- What to work on: Repeat the material below exactly, line for line.

----- Data shown

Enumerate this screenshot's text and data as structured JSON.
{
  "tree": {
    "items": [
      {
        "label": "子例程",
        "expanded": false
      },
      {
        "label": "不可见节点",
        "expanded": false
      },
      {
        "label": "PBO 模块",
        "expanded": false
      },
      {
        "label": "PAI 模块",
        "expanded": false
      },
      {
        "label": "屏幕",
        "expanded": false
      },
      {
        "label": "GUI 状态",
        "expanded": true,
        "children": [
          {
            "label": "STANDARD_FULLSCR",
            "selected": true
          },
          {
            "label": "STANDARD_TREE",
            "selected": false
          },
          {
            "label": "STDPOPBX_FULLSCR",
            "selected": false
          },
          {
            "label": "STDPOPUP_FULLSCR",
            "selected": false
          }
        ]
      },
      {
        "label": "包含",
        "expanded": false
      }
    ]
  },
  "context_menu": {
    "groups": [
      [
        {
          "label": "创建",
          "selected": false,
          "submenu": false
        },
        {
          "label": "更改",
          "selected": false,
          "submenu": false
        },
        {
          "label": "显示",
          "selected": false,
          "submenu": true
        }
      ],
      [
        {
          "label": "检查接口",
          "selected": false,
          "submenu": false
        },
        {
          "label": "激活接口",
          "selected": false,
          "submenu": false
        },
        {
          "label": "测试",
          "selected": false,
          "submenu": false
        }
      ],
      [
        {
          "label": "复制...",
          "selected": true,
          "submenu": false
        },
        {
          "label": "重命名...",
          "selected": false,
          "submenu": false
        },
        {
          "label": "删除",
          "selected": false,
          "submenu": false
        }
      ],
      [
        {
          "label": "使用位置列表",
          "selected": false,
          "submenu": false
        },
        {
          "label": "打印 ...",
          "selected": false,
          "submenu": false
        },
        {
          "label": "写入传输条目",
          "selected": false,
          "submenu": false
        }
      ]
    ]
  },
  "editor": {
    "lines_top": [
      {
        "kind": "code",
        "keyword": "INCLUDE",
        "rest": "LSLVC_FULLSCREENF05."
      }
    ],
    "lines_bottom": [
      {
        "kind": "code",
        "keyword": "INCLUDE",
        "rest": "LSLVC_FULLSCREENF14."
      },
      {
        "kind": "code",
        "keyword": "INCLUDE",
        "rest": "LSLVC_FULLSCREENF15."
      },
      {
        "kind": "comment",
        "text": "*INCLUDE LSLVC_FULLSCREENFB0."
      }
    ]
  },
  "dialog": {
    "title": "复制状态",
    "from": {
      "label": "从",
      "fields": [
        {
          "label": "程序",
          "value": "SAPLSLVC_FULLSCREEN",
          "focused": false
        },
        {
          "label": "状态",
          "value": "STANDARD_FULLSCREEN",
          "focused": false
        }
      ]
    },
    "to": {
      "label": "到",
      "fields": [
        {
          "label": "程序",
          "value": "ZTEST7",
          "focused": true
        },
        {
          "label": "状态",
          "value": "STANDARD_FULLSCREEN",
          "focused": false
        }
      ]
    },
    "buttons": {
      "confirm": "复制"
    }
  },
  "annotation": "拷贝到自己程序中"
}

----------

- Worked solution:
Enumerate this screenshot's text and data as structured JSON.
{
  "tree": {
    "items": [
      {
        "label": "子例程",
        "expanded": false
      },
      {
        "label": "不可见节点",
        "expanded": false
      },
      {
        "label": "PBO 模块",
        "expanded": false
      },
      {
        "label": "PAI 模块",
        "expanded": false
      },
      {
        "label": "屏幕",
        "expanded": false
      },
      {
        "label": "GUI 状态",
        "expanded": true,
        "children": [
          {
            "label": "STANDARD_FULLSCR",
            "selected": true
          },
          {
            "label": "STANDARD_TREE",
            "selected": false
          },
          {
            "label": "STDPOPBX_FULLSCR",
            "selected": false
          },
          {
            "label": "STDPOPUP_FULLSCR",
            "selected": false
          }
        ]
      },
      {
        "label": "包含",
        "expanded": false
      }
    ]
  },
  "context_menu": {
    "groups": [
      [
        {
          "label": "创建",
          "selected": false,
          "submenu": false
        },
        {
          "label": "更改",
          "selected": false,
          "submenu": false
        },
        {
          "label": "显示",
          "selected": false,
          "submenu": true
        }
      ],
      [
        {
          "label": "检查接口",
          "selected": false,
          "submenu": false
        },
        {
          "label": "激活接口",
          "selected": false,
          "submenu": false
        },
        {
          "label": "测试",
          "selected": false,
          "submenu": false
        }
      ],
      [
        {
          "label": "复制...",
          "selected": true,
          "submenu": false
        },
        {
          "label": "重命名...",
          "selected": false,
          "submenu": false
        },
        {
          "label": "删除",
          "selected": false,
          "submenu": false
        }
      ],
      [
        {
          "label": "使用位置列表",
          "selected": false,
          "submenu": false
        },
        {
          "label": "打印 ...",
          "selected": false,
          "submenu": false
        },
        {
          "label": "写入传输条目",
          "selected": false,
          "submenu": false
        }
      ]
    ]
  },
  "editor": {
    "lines_top": [
      {
        "kind": "code",
        "keyword": "INCLUDE",
        "rest": "LSLVC_FULLSCREENF05."
      }
    ],
    "lines_bottom": [
      {
        "kind": "code",
        "keyword": "INCLUDE",
        "rest": "LSLVC_FULLSCREENF14."
      },
      {
        "kind": "code",
        "keyword": "INCLUDE",
        "rest": "LSLVC_FULLSCREENF15."
      },
      {
        "kind": "comment",
        "text": "*INCLUDE LSLVC_FULLSCREENFB0."
      }
    ]
  },
  "dialog": {
    "title": "复制状态",
    "from": {
      "label": "从",
      "fields": [
        {
          "label": "程序",
          "value": "SAPLSLVC_FULLSCREEN",
          "focused": false
        },
        {
          "label": "状态",
          "value": "STANDARD_FULLSCREEN",
          "focused": false
        }
      ]
    },
    "to": {
      "label": "到",
      "fields": [
        {
          "label": "程序",
          "value": "ZTEST7",
          "focused": true
        },
        {
          "label": "状态",
          "value": "STANDARD_FULLSCREEN",
          "focused": false
        }
      ]
    },
    "buttons": {
      "confirm": "复制"
    }
  },
  "annotation": "拷贝到自己程序中"
}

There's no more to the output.